▶ _Short task_
Exactly as written, print each record in the listing.
───── Data rows ─────
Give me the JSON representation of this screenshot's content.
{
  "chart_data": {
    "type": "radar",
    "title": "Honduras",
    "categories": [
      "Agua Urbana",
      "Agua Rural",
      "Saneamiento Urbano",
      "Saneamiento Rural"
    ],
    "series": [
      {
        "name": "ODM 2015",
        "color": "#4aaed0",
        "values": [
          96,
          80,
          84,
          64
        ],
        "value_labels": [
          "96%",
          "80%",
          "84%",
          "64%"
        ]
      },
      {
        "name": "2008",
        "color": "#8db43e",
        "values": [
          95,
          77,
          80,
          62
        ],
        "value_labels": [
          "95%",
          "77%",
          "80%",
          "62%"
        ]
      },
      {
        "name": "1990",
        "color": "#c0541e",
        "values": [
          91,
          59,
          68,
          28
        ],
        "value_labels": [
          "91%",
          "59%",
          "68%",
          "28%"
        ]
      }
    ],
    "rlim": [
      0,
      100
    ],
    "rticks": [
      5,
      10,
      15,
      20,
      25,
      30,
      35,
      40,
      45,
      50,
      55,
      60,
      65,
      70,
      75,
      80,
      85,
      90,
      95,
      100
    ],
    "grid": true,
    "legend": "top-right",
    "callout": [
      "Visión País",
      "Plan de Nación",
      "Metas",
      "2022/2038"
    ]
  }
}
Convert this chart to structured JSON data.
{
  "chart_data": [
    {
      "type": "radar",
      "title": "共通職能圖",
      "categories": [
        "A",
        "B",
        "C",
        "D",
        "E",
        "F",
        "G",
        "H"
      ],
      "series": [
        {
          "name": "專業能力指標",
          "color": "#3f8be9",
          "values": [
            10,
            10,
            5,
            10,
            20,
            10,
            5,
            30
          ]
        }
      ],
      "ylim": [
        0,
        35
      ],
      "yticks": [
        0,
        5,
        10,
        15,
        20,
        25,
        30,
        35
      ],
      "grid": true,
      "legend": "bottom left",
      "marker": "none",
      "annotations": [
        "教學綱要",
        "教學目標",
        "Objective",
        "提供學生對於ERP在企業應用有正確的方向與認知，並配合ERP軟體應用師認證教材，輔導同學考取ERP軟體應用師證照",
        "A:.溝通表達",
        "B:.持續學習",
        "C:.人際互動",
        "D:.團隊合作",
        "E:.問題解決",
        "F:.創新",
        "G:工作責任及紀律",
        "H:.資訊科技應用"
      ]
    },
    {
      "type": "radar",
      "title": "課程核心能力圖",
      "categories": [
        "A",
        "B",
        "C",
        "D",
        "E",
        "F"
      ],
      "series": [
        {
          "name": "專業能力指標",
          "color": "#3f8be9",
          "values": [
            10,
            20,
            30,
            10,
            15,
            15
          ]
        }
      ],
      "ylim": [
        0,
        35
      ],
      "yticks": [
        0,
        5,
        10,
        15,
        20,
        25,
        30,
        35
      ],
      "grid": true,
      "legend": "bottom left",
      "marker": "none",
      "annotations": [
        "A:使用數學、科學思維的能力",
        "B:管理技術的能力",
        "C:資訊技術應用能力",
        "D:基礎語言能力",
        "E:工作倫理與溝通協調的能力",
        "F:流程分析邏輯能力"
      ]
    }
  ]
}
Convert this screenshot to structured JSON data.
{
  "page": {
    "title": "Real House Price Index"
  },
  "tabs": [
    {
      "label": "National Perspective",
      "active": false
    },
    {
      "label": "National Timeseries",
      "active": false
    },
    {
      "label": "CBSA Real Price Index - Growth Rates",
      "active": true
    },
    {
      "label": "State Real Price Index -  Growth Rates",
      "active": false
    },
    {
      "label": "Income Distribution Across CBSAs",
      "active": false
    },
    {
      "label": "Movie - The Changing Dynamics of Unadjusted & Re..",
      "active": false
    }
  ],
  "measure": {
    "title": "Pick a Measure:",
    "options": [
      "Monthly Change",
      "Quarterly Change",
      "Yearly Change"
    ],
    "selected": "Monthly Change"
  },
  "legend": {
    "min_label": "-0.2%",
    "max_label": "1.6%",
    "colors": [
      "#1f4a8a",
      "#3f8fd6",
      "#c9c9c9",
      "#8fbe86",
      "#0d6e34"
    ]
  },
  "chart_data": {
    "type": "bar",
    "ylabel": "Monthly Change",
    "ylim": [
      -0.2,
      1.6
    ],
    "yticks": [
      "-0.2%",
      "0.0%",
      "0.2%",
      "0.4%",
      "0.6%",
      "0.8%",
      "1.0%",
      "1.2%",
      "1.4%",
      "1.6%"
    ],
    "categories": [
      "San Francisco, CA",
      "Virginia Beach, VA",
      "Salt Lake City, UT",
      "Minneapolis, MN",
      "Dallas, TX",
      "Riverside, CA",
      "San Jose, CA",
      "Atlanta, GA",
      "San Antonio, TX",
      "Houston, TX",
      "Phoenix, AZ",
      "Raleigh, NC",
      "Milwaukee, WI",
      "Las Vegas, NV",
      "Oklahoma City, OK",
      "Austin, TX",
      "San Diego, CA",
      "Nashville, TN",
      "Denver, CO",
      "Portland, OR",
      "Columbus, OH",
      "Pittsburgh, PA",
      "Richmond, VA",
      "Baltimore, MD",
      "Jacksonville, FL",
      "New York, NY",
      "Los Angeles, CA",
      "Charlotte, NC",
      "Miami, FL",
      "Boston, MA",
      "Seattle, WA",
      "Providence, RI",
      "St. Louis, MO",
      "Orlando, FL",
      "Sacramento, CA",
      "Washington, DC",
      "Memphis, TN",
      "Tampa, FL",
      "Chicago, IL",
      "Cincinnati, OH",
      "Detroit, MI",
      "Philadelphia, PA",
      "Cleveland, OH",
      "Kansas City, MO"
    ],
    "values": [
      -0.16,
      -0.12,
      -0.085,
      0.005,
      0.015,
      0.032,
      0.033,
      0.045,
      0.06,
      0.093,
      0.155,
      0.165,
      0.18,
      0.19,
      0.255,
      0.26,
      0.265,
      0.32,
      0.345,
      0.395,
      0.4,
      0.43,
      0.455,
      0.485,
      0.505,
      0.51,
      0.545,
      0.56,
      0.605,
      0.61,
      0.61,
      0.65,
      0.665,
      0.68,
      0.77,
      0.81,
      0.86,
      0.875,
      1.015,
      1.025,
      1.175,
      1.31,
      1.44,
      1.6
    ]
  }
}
─────
▶ _Answer to the exercise_
Give me the JSON representation of this screenshot's content.
{
  "chart_data": {
    "type": "radar",
    "title": "Honduras",
    "categories": [
      "Agua Urbana",
      "Agua Rural",
      "Saneamiento Urbano",
      "Saneamiento Rural"
    ],
    "series": [
      {
        "name": "ODM 2015",
        "color": "#4aaed0",
        "values": [
          96,
          80,
          84,
          64
        ],
        "value_labels": [
          "96%",
          "80%",
          "84%",
          "64%"
        ]
      },
      {
        "name": "2008",
        "color": "#8db43e",
        "values": [
          95,
          77,
          80,
          62
        ],
        "value_labels": [
          "95%",
          "77%",
          "80%",
          "62%"
        ]
      },
      {
        "name": "1990",
        "color": "#c0541e",
        "values": [
          91,
          59,
          68,
          28
        ],
        "value_labels": [
          "91%",
          "59%",
          "68%",
          "28%"
        ]
      }
    ],
    "rlim": [
      0,
      100
    ],
    "rticks": [
      5,
      10,
      15,
      20,
      25,
      30,
      35,
      40,
      45,
      50,
      55,
      60,
      65,
      70,
      75,
      80,
      85,
      90,
      95,
      100
    ],
    "grid": true,
    "legend": "top-right",
    "callout": [
      "Visión País",
      "Plan de Nación",
      "Metas",
      "2022/2038"
    ]
  }
}
Convert this chart to structured JSON data.
{
  "chart_data": [
    {
      "type": "radar",
      "title": "共通職能圖",
      "categories": [
        "A",
        "B",
        "C",
        "D",
        "E",
        "F",
        "G",
        "H"
      ],
      "series": [
        {
          "name": "專業能力指標",
          "color": "#3f8be9",
          "values": [
            10,
            10,
            5,
            10,
            20,
            10,
            5,
            30
          ]
        }
      ],
      "ylim": [
        0,
        35
      ],
      "yticks": [
        0,
        5,
        10,
        15,
        20,
        25,
        30,
        35
      ],
      "grid": true,
      "legend": "bottom left",
      "marker": "none",
      "annotations": [
        "教學綱要",
        "教學目標",
        "Objective",
        "提供學生對於ERP在企業應用有正確的方向與認知，並配合ERP軟體應用師認證教材，輔導同學考取ERP軟體應用師證照",
        "A:.溝通表達",
        "B:.持續學習",
        "C:.人際互動",
        "D:.團隊合作",
        "E:.問題解決",
        "F:.創新",
        "G:工作責任及紀律",
        "H:.資訊科技應用"
      ]
    },
    {
      "type": "radar",
      "title": "課程核心能力圖",
      "categories": [
        "A",
        "B",
        "C",
        "D",
        "E",
        "F"
      ],
      "series": [
        {
          "name": "專業能力指標",
          "color": "#3f8be9",
          "values": [
            10,
            20,
            30,
            10,
            15,
            15
          ]
        }
      ],
      "ylim": [
        0,
        35
      ],
      "yticks": [
        0,
        5,
        10,
        15,
        20,
        25,
        30,
        35
      ],
      "grid": true,
      "legend": "bottom left",
      "marker": "none",
      "annotations": [
        "A:使用數學、科學思維的能力",
        "B:管理技術的能力",
        "C:資訊技術應用能力",
        "D:基礎語言能力",
        "E:工作倫理與溝通協調的能力",
        "F:流程分析邏輯能力"
      ]
    }
  ]
}
Convert this screenshot to structured JSON data.
{
  "page": {
    "title": "Real House Price Index"
  },
  "tabs": [
    {
      "label": "National Perspective",
      "active": false
    },
    {
      "label": "National Timeseries",
      "active": false
    },
    {
      "label": "CBSA Real Price Index - Growth Rates",
      "active": true
    },
    {
      "label": "State Real Price Index -  Growth Rates",
      "active": false
    },
    {
      "label": "Income Distribution Across CBSAs",
      "active": false
    },
    {
      "label": "Movie - The Changing Dynamics of Unadjusted & Re..",
      "active": false
    }
  ],
  "measure": {
    "title": "Pick a Measure:",
    "options": [
      "Monthly Change",
      "Quarterly Change",
      "Yearly Change"
    ],
    "selected": "Monthly Change"
  },
  "legend": {
    "min_label": "-0.2%",
    "max_label": "1.6%",
    "colors": [
      "#1f4a8a",
      "#3f8fd6",
      "#c9c9c9",
      "#8fbe86",
      "#0d6e34"
    ]
  },
  "chart_data": {
    "type": "bar",
    "ylabel": "Monthly Change",
    "ylim": [
      -0.2,
      1.6
    ],
    "yticks": [
      "-0.2%",
      "0.0%",
      "0.2%",
      "0.4%",
      "0.6%",
      "0.8%",
      "1.0%",
      "1.2%",
      "1.4%",
      "1.6%"
    ],
    "categories": [
      "San Francisco, CA",
      "Virginia Beach, VA",
      "Salt Lake City, UT",
      "Minneapolis, MN",
      "Dallas, TX",
      "Riverside, CA",
      "San Jose, CA",
      "Atlanta, GA",
      "San Antonio, TX",
      "Houston, TX",
      "Phoenix, AZ",
      "Raleigh, NC",
      "Milwaukee, WI",
      "Las Vegas, NV",
      "Oklahoma City, OK",
      "Austin, TX",
      "San Diego, CA",
      "Nashville, TN",
      "Denver, CO",
      "Portland, OR",
      "Columbus, OH",
      "Pittsburgh, PA",
      "Richmond, VA",
      "Baltimore, MD",
      "Jacksonville, FL",
      "New York, NY",
      "Los Angeles, CA",
      "Charlotte, NC",
      "Miami, FL",
      "Boston, MA",
      "Seattle, WA",
      "Providence, RI",
      "St. Louis, MO",
      "Orlando, FL",
      "Sacramento, CA",
      "Washington, DC",
      "Memphis, TN",
      "Tampa, FL",
      "Chicago, IL",
      "Cincinnati, OH",
      "Detroit, MI",
      "Philadelphia, PA",
      "Cleveland, OH",
      "Kansas City, MO"
    ],
    "values": [
      -0.16,
      -0.12,
      -0.085,
      0.005,
      0.015,
      0.032,
      0.033,
      0.045,
      0.06,
      0.093,
      0.155,
      0.165,
      0.18,
      0.19,
      0.255,
      0.26,
      0.265,
      0.32,
      0.345,
      0.395,
      0.4,
      0.43,
      0.455,
      0.485,
      0.505,
      0.51,
      0.545,
      0.56,
      0.605,
      0.61,
      0.61,
      0.65,
      0.665,
      0.68,
      0.77,
      0.81,
      0.86,
      0.875,
      1.015,
      1.025,
      1.175,
      1.31,
      1.44,
      1.6
    ]
  }
}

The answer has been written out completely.